▶ [Data for this task]:

<<<<

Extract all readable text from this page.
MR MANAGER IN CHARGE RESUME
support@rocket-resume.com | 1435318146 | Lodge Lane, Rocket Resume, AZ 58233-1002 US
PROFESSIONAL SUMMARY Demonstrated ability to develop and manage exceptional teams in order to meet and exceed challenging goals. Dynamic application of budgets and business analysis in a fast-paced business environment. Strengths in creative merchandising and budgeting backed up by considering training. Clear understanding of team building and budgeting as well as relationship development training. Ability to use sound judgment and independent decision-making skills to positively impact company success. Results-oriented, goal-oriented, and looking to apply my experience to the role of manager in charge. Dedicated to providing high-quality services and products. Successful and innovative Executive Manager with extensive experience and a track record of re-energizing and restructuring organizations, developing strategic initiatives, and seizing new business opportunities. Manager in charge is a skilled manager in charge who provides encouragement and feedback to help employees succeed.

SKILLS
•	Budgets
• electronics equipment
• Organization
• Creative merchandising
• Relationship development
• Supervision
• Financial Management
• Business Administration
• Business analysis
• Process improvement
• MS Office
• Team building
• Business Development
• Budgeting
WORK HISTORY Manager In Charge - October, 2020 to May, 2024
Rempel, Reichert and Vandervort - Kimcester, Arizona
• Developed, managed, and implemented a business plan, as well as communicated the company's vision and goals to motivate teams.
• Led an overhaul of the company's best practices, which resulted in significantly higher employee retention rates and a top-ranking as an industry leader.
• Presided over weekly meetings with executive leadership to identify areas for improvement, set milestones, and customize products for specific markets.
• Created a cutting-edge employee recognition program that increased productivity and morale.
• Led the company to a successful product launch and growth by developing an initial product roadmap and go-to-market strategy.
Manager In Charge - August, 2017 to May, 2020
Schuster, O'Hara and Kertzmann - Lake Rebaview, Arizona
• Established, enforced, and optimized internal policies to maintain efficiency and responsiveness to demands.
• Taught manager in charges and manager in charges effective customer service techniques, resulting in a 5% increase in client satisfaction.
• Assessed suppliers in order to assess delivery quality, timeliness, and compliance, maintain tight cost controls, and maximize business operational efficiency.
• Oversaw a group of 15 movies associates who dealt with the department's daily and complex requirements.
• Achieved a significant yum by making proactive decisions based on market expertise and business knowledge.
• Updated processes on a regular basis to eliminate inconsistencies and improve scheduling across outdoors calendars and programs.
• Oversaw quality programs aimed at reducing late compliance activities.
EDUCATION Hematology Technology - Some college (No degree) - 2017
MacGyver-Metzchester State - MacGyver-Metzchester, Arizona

>>>>

▶ [What is needed]:
Check each line of the records above for "developing", and copy those that have it.

▶ [Solution to the exercise]:
PROFESSIONAL SUMMARY Demonstrated ability to develop and manage exceptional teams in order to meet and exceed challenging goals. Dynamic application of budgets and business analysis in a fast-paced business environment. Strengths in creative merchandising and budgeting backed up by considering training. Clear understanding of team building and budgeting as well as relationship development training. Ability to use sound judgment and independent decision-making skills to positively impact company success. Results-oriented, goal-oriented, and looking to apply my experience to the role of manager in charge. Dedicated to providing high-quality services and products. Successful and innovative Executive Manager with extensive experience and a track record of re-energizing and restructuring organizations, developing strategic initiatives, and seizing new business opportunities. Manager in charge is a skilled manager in charge who provides encouragement and feedback to help employees succeed.
• Led the company to a successful product launch and growth by developing an initial product roadmap and go-to-market strategy.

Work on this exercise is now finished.